## TEXT BLOCK:

---*---

The authors begin with some background: sympathetic chapters on Pfc. Bradley Manning, who is alleged to have leaked the data from the United States' SIPRNet, Julian Assange, and the evolution of Wikileaks, from the organization's first coup in 2007, when it published a report on Daniel Arap Moi's corruption in Kenya. Then it is to Norway, March 2010, when The Guardian had its first face-to-face contact with Assange. He showed David Leigh the Apache helicopter video that would later be known as "Collateral Murder". There is an exciting account of Nick Davies' meeting with Assange that produced the collaboration between Wikileaks, The Guardian, and, ultimately, other news agencies, leading to the global furor we are still experiencing 4 months after Cablegate.

There is a chapter on the incidents in Sweden that led to Julian Assange being pursued on suspicion of sex crimes, followed by The Guardian's version of the dispute that occurred between the paper and Assange when The Guardian received a second copy of the State Department cables from another source. Those 2 chapters stand out from the rest of the book in their tone and apparent purpose, but more on that later. Finally, there is a dramatic account of the amazing collaboration between The Guardian, Der Spiegel, Le Monde, El Pais, The New York Times, and Wikileaks, a Herculean effort that the authors undoubtedly will not forget any time soon. I still detect residual adrenaline from the (botched) coordination of the release on 28 November.

---*---

## WRITTEN TASKS:
**a)** According to the Wikileaks book review, where and when did The Guardian first meet Assange face to face?
**b)** Pick up the Wikileaks book review after its final sentence and keep writing it.
The entries have no connection to the Wikileaks book review.

## DATASET EXCERPTS:
---*---

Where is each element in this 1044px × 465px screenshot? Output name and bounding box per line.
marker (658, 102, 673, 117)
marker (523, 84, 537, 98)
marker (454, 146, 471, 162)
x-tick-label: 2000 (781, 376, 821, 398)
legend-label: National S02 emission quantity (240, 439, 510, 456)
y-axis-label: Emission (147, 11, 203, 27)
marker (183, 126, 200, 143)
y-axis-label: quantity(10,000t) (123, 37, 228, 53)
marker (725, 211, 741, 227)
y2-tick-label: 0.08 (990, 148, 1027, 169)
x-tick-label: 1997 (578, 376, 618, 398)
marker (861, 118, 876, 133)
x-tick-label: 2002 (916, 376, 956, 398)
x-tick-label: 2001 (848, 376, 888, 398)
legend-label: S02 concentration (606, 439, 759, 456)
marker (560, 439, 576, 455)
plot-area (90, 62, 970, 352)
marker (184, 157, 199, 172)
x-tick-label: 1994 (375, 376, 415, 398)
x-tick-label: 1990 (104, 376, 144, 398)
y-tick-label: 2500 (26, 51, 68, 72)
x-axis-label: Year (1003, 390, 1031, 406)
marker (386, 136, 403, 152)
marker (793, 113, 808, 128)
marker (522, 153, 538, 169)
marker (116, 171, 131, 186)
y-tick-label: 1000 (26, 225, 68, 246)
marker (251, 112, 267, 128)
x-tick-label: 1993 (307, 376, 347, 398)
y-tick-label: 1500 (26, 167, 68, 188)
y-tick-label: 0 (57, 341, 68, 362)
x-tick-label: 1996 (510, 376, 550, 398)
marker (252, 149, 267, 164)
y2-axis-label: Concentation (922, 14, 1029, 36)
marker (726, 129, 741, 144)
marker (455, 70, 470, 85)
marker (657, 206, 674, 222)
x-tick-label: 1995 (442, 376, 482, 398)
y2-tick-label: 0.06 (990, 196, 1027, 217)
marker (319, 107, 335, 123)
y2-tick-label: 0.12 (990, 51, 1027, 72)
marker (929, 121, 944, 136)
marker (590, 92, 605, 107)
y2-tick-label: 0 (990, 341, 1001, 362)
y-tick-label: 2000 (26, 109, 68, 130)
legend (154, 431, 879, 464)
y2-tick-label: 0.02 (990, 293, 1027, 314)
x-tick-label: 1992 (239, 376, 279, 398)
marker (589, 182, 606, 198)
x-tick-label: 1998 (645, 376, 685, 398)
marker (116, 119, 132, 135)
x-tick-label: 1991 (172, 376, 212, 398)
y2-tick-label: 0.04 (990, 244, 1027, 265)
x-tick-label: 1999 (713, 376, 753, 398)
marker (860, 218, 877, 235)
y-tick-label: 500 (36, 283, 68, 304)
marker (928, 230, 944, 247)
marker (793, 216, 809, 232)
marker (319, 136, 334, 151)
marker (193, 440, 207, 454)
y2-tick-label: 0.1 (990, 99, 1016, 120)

---*---

## OUTPUTS:
**a)** In Norway, in March 2010.

**b)**
Any account of the Wikileaks saga begs the question: Should we accept this version as authoritative? The short answer is: No. "Wikileaks: Inside Julian Assange's War on Secrecy" is, first and foremost, a puff piece for The Guardian. Its goal is to cast that organization, its journalists, and its use of material supplied by Wikileaks in the best light possible. The book excels when it conveys the awe and excitement of the journalists in working with such an enormous cache of data in ways they had never before experienced. It's a little sloppy around the edges. There are some factual inaccuracies (e.g. the repeated assertion that Pfc. Manning had access to "top secret" information) and some misquotes, though I didn't find any that changed the meaning of the statement.

The chapters about Sweden and the dispute with Julian Assange over the publication of Cablegate are unique in that they are malicious toward Assange. The rest of the book is not. In fact, it paints a picture of Assange as an eccentric polymath and an astute strategist that is by no means unflattering. I obviously could not say what went on between Assange and The Guardian on the day he allegedly threatened to sue, but the authors omit the existence of a written agreement between them, in the form of a letter, I believe. And they quote extensively from the meeting without, I assume, the benefit of a recording. The purpose of the chapter entitled "Uneasy Partners" is to assert The Guardian's version of disputed events -at the expense of the other party, naturally.

The chapter on Sweden, entitled "The World's Most Famous Man", is sleazier and more complicated. The authors put a spin on events as recounted by the two Swedish complainants that does not exist in their statements to police. They accept the women's statements as gospel but never fail to preface any statement that would favor Assange with "Assange's lawyers claim", when his lawyers are, in fact, simply quoting witness statements from the Swedish police protocol. Ironically, by the authors' own account, the woman known as Miss W told two radically different versions of events to different people, but they don't point that out. They glibly dismiss the idea that the women's statements do not imply that any crime was committed, even under Swedish law.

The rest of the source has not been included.